--- Begin ---

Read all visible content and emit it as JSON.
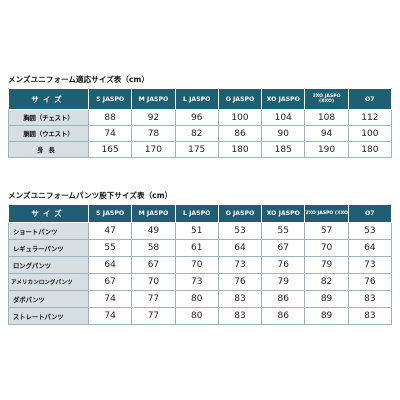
{
  "top_table": {
    "caption": "メンズユニフォーム適応サイズ表（cm）",
    "corner_label": "サイズ",
    "sizes": [
      "S JASPO",
      "M JASPO",
      "L JASPO",
      "O JASPO",
      "XO JASPO",
      "2XO JASPO (XXO)",
      "O7"
    ],
    "rows": [
      {
        "label": "胸囲（チェスト）",
        "values": [
          "88",
          "92",
          "96",
          "100",
          "104",
          "108",
          "112"
        ]
      },
      {
        "label": "胴囲（ウエスト）",
        "values": [
          "74",
          "78",
          "82",
          "86",
          "90",
          "94",
          "100"
        ]
      },
      {
        "label": "身長",
        "values": [
          "165",
          "170",
          "175",
          "180",
          "185",
          "190",
          "180"
        ]
      }
    ]
  },
  "bottom_table": {
    "caption": "メンズユニフォームパンツ股下サイズ表（cm）",
    "corner_label": "サイズ",
    "sizes": [
      "S JASPO",
      "M JASPO",
      "L JASPO",
      "O JASPO",
      "XO JASPO",
      "2XO JASPO (XXO)",
      "O7"
    ],
    "rows": [
      {
        "label": "ショートパンツ",
        "values": [
          "47",
          "49",
          "51",
          "53",
          "55",
          "57",
          "53"
        ]
      },
      {
        "label": "レギュラーパンツ",
        "values": [
          "55",
          "58",
          "61",
          "64",
          "67",
          "70",
          "64"
        ]
      },
      {
        "label": "ロングパンツ",
        "values": [
          "64",
          "67",
          "70",
          "73",
          "76",
          "79",
          "73"
        ]
      },
      {
        "label": "アメリカンロングパンツ",
        "values": [
          "67",
          "70",
          "73",
          "76",
          "79",
          "82",
          "76"
        ]
      },
      {
        "label": "ダボパンツ",
        "values": [
          "74",
          "77",
          "80",
          "83",
          "86",
          "89",
          "83"
        ]
      },
      {
        "label": "ストレートパンツ",
        "values": [
          "74",
          "77",
          "80",
          "83",
          "86",
          "89",
          "83"
        ]
      }
    ]
  }
}
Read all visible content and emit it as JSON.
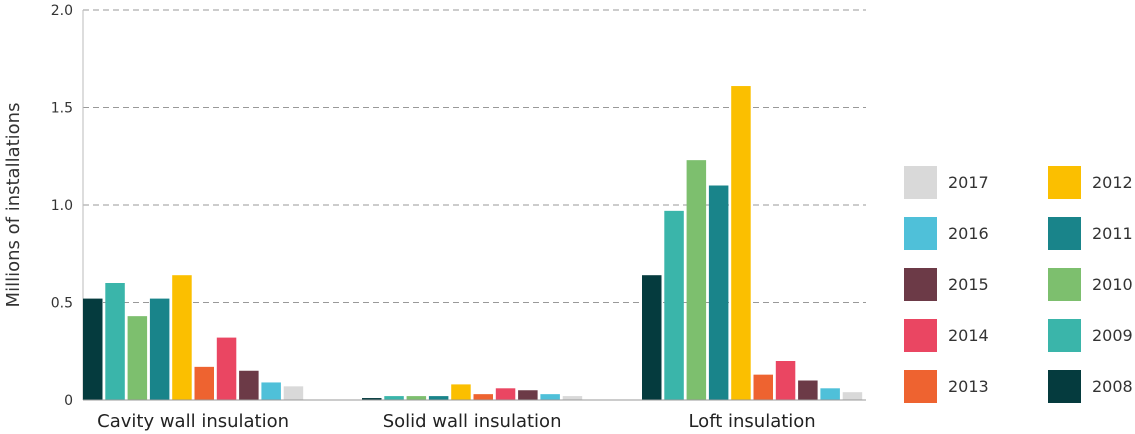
{
  "chart_data": {
    "type": "bar",
    "title": "",
    "xlabel": "",
    "ylabel": "Millions of installations",
    "ylim": [
      0,
      2.0
    ],
    "yticks": [
      "0",
      "0.5",
      "1.0",
      "1.5",
      "2.0"
    ],
    "grid": true,
    "legend_position": "right",
    "categories": [
      "Cavity wall insulation",
      "Solid wall insulation",
      "Loft insulation"
    ],
    "series": [
      {
        "name": "2008",
        "color": "#053b3e",
        "values": [
          0.52,
          0.01,
          0.64
        ]
      },
      {
        "name": "2009",
        "color": "#3ab5aa",
        "values": [
          0.6,
          0.02,
          0.97
        ]
      },
      {
        "name": "2010",
        "color": "#7dbf6e",
        "values": [
          0.43,
          0.02,
          1.23
        ]
      },
      {
        "name": "2011",
        "color": "#19848a",
        "values": [
          0.52,
          0.02,
          1.1
        ]
      },
      {
        "name": "2012",
        "color": "#fbbf00",
        "values": [
          0.64,
          0.08,
          1.61
        ]
      },
      {
        "name": "2013",
        "color": "#ee6330",
        "values": [
          0.17,
          0.03,
          0.13
        ]
      },
      {
        "name": "2014",
        "color": "#ea4662",
        "values": [
          0.32,
          0.06,
          0.2
        ]
      },
      {
        "name": "2015",
        "color": "#6c3a47",
        "values": [
          0.15,
          0.05,
          0.1
        ]
      },
      {
        "name": "2016",
        "color": "#4fc0d9",
        "values": [
          0.09,
          0.03,
          0.06
        ]
      },
      {
        "name": "2017",
        "color": "#d9d9d9",
        "values": [
          0.07,
          0.02,
          0.04
        ]
      }
    ],
    "legend_order": [
      "2017",
      "2012",
      "2016",
      "2011",
      "2015",
      "2010",
      "2014",
      "2009",
      "2013",
      "2008"
    ]
  }
}
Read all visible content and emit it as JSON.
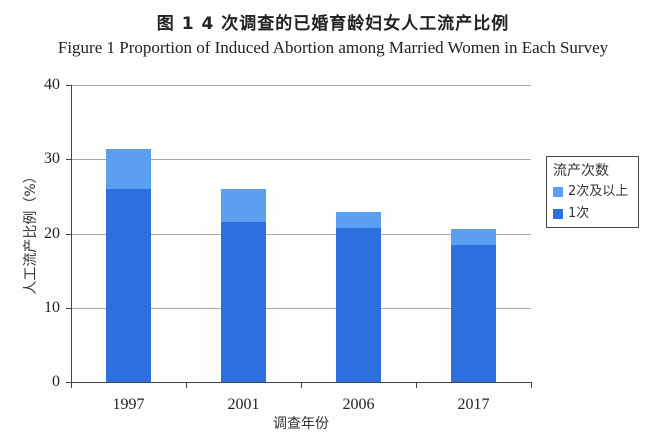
{
  "title": {
    "cn": "图 1   4 次调查的已婚育龄妇女人工流产比例",
    "en": "Figure 1    Proportion of Induced Abortion among Married Women in Each Survey"
  },
  "colors": {
    "one_time": "#2e6fdf",
    "two_plus": "#5c9ef0"
  },
  "axis": {
    "ylabel": "人工流产比例（%）",
    "xlabel": "调查年份",
    "yticks": [
      "0",
      "10",
      "20",
      "30",
      "40"
    ],
    "xticks": [
      "1997",
      "2001",
      "2006",
      "2017"
    ]
  },
  "legend": {
    "title": "流产次数",
    "items": [
      {
        "label": "2次及以上",
        "color": "#5c9ef0"
      },
      {
        "label": "1次",
        "color": "#2e6fdf"
      }
    ]
  },
  "chart_data": {
    "type": "bar",
    "stacked": true,
    "title": "图1 4次调查的已婚育龄妇女人工流产比例 / Figure 1 Proportion of Induced Abortion among Married Women in Each Survey",
    "categories": [
      "1997",
      "2001",
      "2006",
      "2017"
    ],
    "series": [
      {
        "name": "1次",
        "values": [
          26.0,
          21.6,
          20.7,
          18.4
        ],
        "color": "#2e6fdf"
      },
      {
        "name": "2次及以上",
        "values": [
          5.4,
          4.4,
          2.2,
          2.2
        ],
        "color": "#5c9ef0"
      }
    ],
    "totals": [
      31.4,
      26.0,
      22.9,
      20.6
    ],
    "xlabel": "调查年份",
    "ylabel": "人工流产比例（%）",
    "ylim": [
      0,
      40
    ],
    "yticks": [
      0,
      10,
      20,
      30,
      40
    ],
    "grid": "horizontal dotted",
    "legend_title": "流产次数",
    "legend_position": "right"
  }
}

--- End ---

What to work on: Your copy should match the records word for word, with the pictures removed.

Exercise response:
Read all visible content and emit it as JSON.
{
  "top_table": {
    "caption": "メンズユニフォーム適応サイズ表（cm）",
    "corner_label": "サイズ",
    "sizes": [
      "S JASPO",
      "M JASPO",
      "L JASPO",
      "O JASPO",
      "XO JASPO",
      "2XO JASPO (XXO)",
      "O7"
    ],
    "rows": [
      {
        "label": "胸囲（チェスト）",
        "values": [
          "88",
          "92",
          "96",
          "100",
          "104",
          "108",
          "112"
        ]
      },
      {
        "label": "胴囲（ウエスト）",
        "values": [
          "74",
          "78",
          "82",
          "86",
          "90",
          "94",
          "100"
        ]
      },
      {
        "label": "身長",
        "values": [
          "165",
          "170",
          "175",
          "180",
          "185",
          "190",
          "180"
        ]
      }
    ]
  },
  "bottom_table": {
    "caption": "メンズユニフォームパンツ股下サイズ表（cm）",
    "corner_label": "サイズ",
    "sizes": [
      "S JASPO",
      "M JASPO",
      "L JASPO",
      "O JASPO",
      "XO JASPO",
      "2XO JASPO (XXO)",
      "O7"
    ],
    "rows": [
      {
        "label": "ショートパンツ",
        "values": [
          "47",
          "49",
          "51",
          "53",
          "55",
          "57",
          "53"
        ]
      },
      {
        "label": "レギュラーパンツ",
        "values": [
          "55",
          "58",
          "61",
          "64",
          "67",
          "70",
          "64"
        ]
      },
      {
        "label": "ロングパンツ",
        "values": [
          "64",
          "67",
          "70",
          "73",
          "76",
          "79",
          "73"
        ]
      },
      {
        "label": "アメリカンロングパンツ",
        "values": [
          "67",
          "70",
          "73",
          "76",
          "79",
          "82",
          "76"
        ]
      },
      {
        "label": "ダボパンツ",
        "values": [
          "74",
          "77",
          "80",
          "83",
          "86",
          "89",
          "83"
        ]
      },
      {
        "label": "ストレートパンツ",
        "values": [
          "74",
          "77",
          "80",
          "83",
          "86",
          "89",
          "83"
        ]
      }
    ]
  }
}
Read all visible content and emit it as JSON.
{
  "chart_data": {
    "type": "bar",
    "title": "",
    "xlabel": "",
    "ylabel": "Millions of installations",
    "ylim": [
      0,
      2.0
    ],
    "yticks": [
      "0",
      "0.5",
      "1.0",
      "1.5",
      "2.0"
    ],
    "grid": true,
    "legend_position": "right",
    "categories": [
      "Cavity wall insulation",
      "Solid wall insulation",
      "Loft insulation"
    ],
    "series": [
      {
        "name": "2008",
        "color": "#053b3e",
        "values": [
          0.52,
          0.01,
          0.64
        ]
      },
      {
        "name": "2009",
        "color": "#3ab5aa",
        "values": [
          0.6,
          0.02,
          0.97
        ]
      },
      {
        "name": "2010",
        "color": "#7dbf6e",
        "values": [
          0.43,
          0.02,
          1.23
        ]
      },
      {
        "name": "2011",
        "color": "#19848a",
        "values": [
          0.52,
          0.02,
          1.1
        ]
      },
      {
        "name": "2012",
        "color": "#fbbf00",
        "values": [
          0.64,
          0.08,
          1.61
        ]
      },
      {
        "name": "2013",
        "color": "#ee6330",
        "values": [
          0.17,
          0.03,
          0.13
        ]
      },
      {
        "name": "2014",
        "color": "#ea4662",
        "values": [
          0.32,
          0.06,
          0.2
        ]
      },
      {
        "name": "2015",
        "color": "#6c3a47",
        "values": [
          0.15,
          0.05,
          0.1
        ]
      },
      {
        "name": "2016",
        "color": "#4fc0d9",
        "values": [
          0.09,
          0.03,
          0.06
        ]
      },
      {
        "name": "2017",
        "color": "#d9d9d9",
        "values": [
          0.07,
          0.02,
          0.04
        ]
      }
    ],
    "legend_order": [
      "2017",
      "2012",
      "2016",
      "2011",
      "2015",
      "2010",
      "2014",
      "2009",
      "2013",
      "2008"
    ]
  }
}
Read all visible content and emit it as JSON.
{
  "title": {
    "cn": "图 1   4 次调查的已婚育龄妇女人工流产比例",
    "en": "Figure 1    Proportion of Induced Abortion among Married Women in Each Survey"
  },
  "colors": {
    "one_time": "#2e6fdf",
    "two_plus": "#5c9ef0"
  },
  "axis": {
    "ylabel": "人工流产比例（%）",
    "xlabel": "调查年份",
    "yticks": [
      "0",
      "10",
      "20",
      "30",
      "40"
    ],
    "xticks": [
      "1997",
      "2001",
      "2006",
      "2017"
    ]
  },
  "legend": {
    "title": "流产次数",
    "items": [
      {
        "label": "2次及以上",
        "color": "#5c9ef0"
      },
      {
        "label": "1次",
        "color": "#2e6fdf"
      }
    ]
  },
  "chart_data": {
    "type": "bar",
    "stacked": true,
    "title": "图1 4次调查的已婚育龄妇女人工流产比例 / Figure 1 Proportion of Induced Abortion among Married Women in Each Survey",
    "categories": [
      "1997",
      "2001",
      "2006",
      "2017"
    ],
    "series": [
      {
        "name": "1次",
        "values": [
          26.0,
          21.6,
          20.7,
          18.4
        ],
        "color": "#2e6fdf"
      },
      {
        "name": "2次及以上",
        "values": [
          5.4,
          4.4,
          2.2,
          2.2
        ],
        "color": "#5c9ef0"
      }
    ],
    "totals": [
      31.4,
      26.0,
      22.9,
      20.6
    ],
    "xlabel": "调查年份",
    "ylabel": "人工流产比例（%）",
    "ylim": [
      0,
      40
    ],
    "yticks": [
      0,
      10,
      20,
      30,
      40
    ],
    "grid": "horizontal dotted",
    "legend_title": "流产次数",
    "legend_position": "right"
  }
}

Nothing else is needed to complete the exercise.